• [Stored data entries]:
--- --- ---
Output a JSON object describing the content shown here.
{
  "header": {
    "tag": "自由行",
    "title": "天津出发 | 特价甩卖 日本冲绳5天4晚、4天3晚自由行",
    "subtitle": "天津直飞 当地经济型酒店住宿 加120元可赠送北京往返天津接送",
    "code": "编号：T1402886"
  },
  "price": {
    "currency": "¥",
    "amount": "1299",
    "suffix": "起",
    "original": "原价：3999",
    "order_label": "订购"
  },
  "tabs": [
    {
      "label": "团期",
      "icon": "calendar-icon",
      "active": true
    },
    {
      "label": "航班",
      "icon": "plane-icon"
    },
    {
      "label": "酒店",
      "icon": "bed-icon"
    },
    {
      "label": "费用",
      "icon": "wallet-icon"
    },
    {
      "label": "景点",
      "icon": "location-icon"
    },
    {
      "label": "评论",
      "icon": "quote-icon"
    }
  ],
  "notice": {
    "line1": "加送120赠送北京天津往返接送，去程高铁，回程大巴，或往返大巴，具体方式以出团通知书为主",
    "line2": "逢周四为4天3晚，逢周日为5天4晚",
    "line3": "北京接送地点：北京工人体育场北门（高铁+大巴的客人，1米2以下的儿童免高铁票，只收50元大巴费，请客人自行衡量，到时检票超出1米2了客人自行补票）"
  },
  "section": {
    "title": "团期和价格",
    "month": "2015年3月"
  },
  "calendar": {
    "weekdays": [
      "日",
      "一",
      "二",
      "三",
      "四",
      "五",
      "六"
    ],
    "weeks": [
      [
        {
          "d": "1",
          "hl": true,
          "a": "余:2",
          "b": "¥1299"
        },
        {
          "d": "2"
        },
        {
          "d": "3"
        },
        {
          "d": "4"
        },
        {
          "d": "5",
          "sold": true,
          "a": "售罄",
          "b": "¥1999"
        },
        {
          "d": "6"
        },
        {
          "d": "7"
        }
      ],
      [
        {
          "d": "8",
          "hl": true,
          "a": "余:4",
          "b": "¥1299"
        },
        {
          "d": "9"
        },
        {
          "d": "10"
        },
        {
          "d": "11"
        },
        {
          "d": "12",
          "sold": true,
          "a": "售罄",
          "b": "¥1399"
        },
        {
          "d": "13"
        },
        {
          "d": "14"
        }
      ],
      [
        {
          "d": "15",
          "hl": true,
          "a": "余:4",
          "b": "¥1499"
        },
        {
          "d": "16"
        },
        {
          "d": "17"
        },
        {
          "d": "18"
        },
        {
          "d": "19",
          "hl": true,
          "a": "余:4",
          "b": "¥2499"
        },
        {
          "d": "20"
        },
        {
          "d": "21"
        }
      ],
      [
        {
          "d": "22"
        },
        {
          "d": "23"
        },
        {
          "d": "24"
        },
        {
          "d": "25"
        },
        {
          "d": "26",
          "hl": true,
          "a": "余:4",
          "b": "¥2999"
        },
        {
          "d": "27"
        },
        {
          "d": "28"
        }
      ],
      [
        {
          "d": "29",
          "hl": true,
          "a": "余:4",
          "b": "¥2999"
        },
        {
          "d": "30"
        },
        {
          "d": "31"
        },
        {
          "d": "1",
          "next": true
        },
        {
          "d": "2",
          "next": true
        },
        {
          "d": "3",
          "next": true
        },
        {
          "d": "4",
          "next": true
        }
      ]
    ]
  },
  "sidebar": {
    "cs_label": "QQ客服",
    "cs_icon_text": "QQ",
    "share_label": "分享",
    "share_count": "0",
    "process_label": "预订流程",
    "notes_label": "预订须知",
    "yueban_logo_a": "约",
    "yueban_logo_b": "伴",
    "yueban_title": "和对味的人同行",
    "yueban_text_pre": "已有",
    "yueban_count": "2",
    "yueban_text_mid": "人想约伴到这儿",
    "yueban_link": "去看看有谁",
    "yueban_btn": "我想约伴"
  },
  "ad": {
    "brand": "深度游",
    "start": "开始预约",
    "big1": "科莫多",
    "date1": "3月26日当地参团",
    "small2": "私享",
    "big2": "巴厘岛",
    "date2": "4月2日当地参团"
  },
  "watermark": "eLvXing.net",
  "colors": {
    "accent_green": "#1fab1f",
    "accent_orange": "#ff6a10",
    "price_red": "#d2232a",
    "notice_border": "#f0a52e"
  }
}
--- --- ---
• [PROBLEM STATEMENT]: Output the entries verbatim.

• [TASK RESPONSE]:
Output a JSON object describing the content shown here.
{
  "header": {
    "tag": "自由行",
    "title": "天津出发 | 特价甩卖 日本冲绳5天4晚、4天3晚自由行",
    "subtitle": "天津直飞 当地经济型酒店住宿 加120元可赠送北京往返天津接送",
    "code": "编号：T1402886"
  },
  "price": {
    "currency": "¥",
    "amount": "1299",
    "suffix": "起",
    "original": "原价：3999",
    "order_label": "订购"
  },
  "tabs": [
    {
      "label": "团期",
      "icon": "calendar-icon",
      "active": true
    },
    {
      "label": "航班",
      "icon": "plane-icon"
    },
    {
      "label": "酒店",
      "icon": "bed-icon"
    },
    {
      "label": "费用",
      "icon": "wallet-icon"
    },
    {
      "label": "景点",
      "icon": "location-icon"
    },
    {
      "label": "评论",
      "icon": "quote-icon"
    }
  ],
  "notice": {
    "line1": "加送120赠送北京天津往返接送，去程高铁，回程大巴，或往返大巴，具体方式以出团通知书为主",
    "line2": "逢周四为4天3晚，逢周日为5天4晚",
    "line3": "北京接送地点：北京工人体育场北门（高铁+大巴的客人，1米2以下的儿童免高铁票，只收50元大巴费，请客人自行衡量，到时检票超出1米2了客人自行补票）"
  },
  "section": {
    "title": "团期和价格",
    "month": "2015年3月"
  },
  "calendar": {
    "weekdays": [
      "日",
      "一",
      "二",
      "三",
      "四",
      "五",
      "六"
    ],
    "weeks": [
      [
        {
          "d": "1",
          "hl": true,
          "a": "余:2",
          "b": "¥1299"
        },
        {
          "d": "2"
        },
        {
          "d": "3"
        },
        {
          "d": "4"
        },
        {
          "d": "5",
          "sold": true,
          "a": "售罄",
          "b": "¥1999"
        },
        {
          "d": "6"
        },
        {
          "d": "7"
        }
      ],
      [
        {
          "d": "8",
          "hl": true,
          "a": "余:4",
          "b": "¥1299"
        },
        {
          "d": "9"
        },
        {
          "d": "10"
        },
        {
          "d": "11"
        },
        {
          "d": "12",
          "sold": true,
          "a": "售罄",
          "b": "¥1399"
        },
        {
          "d": "13"
        },
        {
          "d": "14"
        }
      ],
      [
        {
          "d": "15",
          "hl": true,
          "a": "余:4",
          "b": "¥1499"
        },
        {
          "d": "16"
        },
        {
          "d": "17"
        },
        {
          "d": "18"
        },
        {
          "d": "19",
          "hl": true,
          "a": "余:4",
          "b": "¥2499"
        },
        {
          "d": "20"
        },
        {
          "d": "21"
        }
      ],
      [
        {
          "d": "22"
        },
        {
          "d": "23"
        },
        {
          "d": "24"
        },
        {
          "d": "25"
        },
        {
          "d": "26",
          "hl": true,
          "a": "余:4",
          "b": "¥2999"
        },
        {
          "d": "27"
        },
        {
          "d": "28"
        }
      ],
      [
        {
          "d": "29",
          "hl": true,
          "a": "余:4",
          "b": "¥2999"
        },
        {
          "d": "30"
        },
        {
          "d": "31"
        },
        {
          "d": "1",
          "next": true
        },
        {
          "d": "2",
          "next": true
        },
        {
          "d": "3",
          "next": true
        },
        {
          "d": "4",
          "next": true
        }
      ]
    ]
  },
  "sidebar": {
    "cs_label": "QQ客服",
    "cs_icon_text": "QQ",
    "share_label": "分享",
    "share_count": "0",
    "process_label": "预订流程",
    "notes_label": "预订须知",
    "yueban_logo_a": "约",
    "yueban_logo_b": "伴",
    "yueban_title": "和对味的人同行",
    "yueban_text_pre": "已有",
    "yueban_count": "2",
    "yueban_text_mid": "人想约伴到这儿",
    "yueban_link": "去看看有谁",
    "yueban_btn": "我想约伴"
  },
  "ad": {
    "brand": "深度游",
    "start": "开始预约",
    "big1": "科莫多",
    "date1": "3月26日当地参团",
    "small2": "私享",
    "big2": "巴厘岛",
    "date2": "4月2日当地参团"
  },
  "watermark": "eLvXing.net",
  "colors": {
    "accent_green": "#1fab1f",
    "accent_orange": "#ff6a10",
    "price_red": "#d2232a",
    "notice_border": "#f0a52e"
  }
}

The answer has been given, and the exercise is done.